───── Material supplied

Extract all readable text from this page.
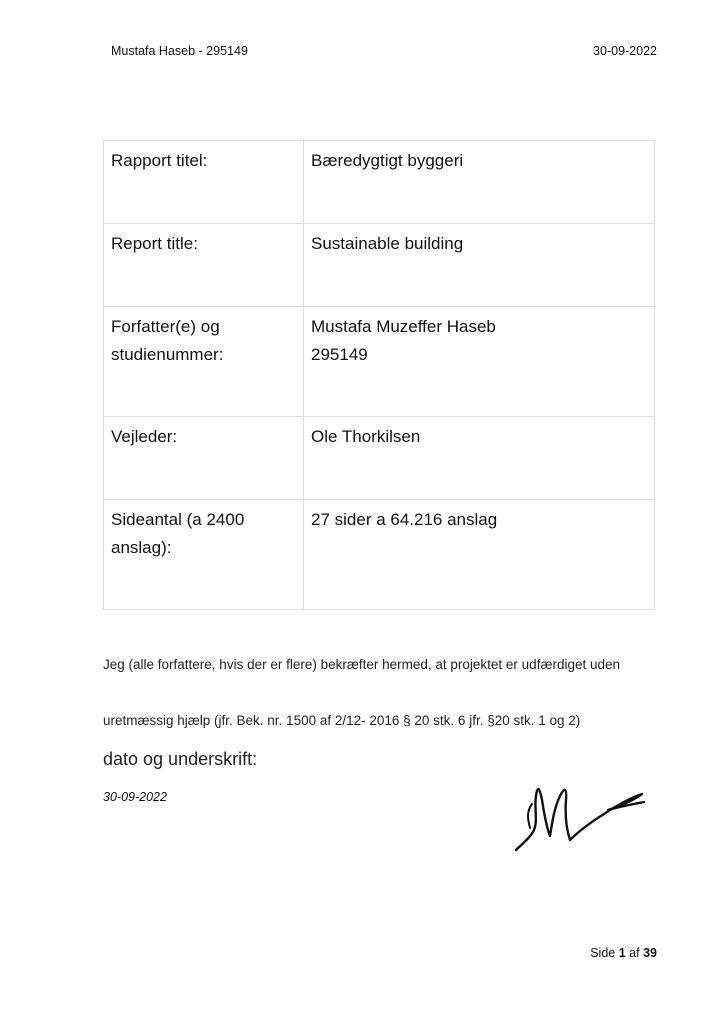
Mustafa Haseb - 295149	30-09-2022
Rapport titel:	Bæredygtigt byggeri

Report title:	Sustainable building

Forfatter(e) og
studienummer:	Mustafa Muzeffer Haseb
295149

Vejleder:	Ole Thorkilsen

Sideantal (a 2400
anslag):	27 sider a 64.216 anslag
Jeg (alle forfattere, hvis der er flere) bekræfter hermed, at projektet er udfærdiget uden
uretmæssig hjælp (jfr. Bek. nr. 1500 af 2/12- 2016 § 20 stk. 6 jfr. §20 stk. 1 og 2)
dato og underskrift:
30-09-2022
Side 1 af 39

──────────

Challenge:
Copy out every line of the material above that mentions the word "Haseb".

Written answer:
Mustafa Haseb - 295149	30-09-2022
studienummer:	Mustafa Muzeffer Haseb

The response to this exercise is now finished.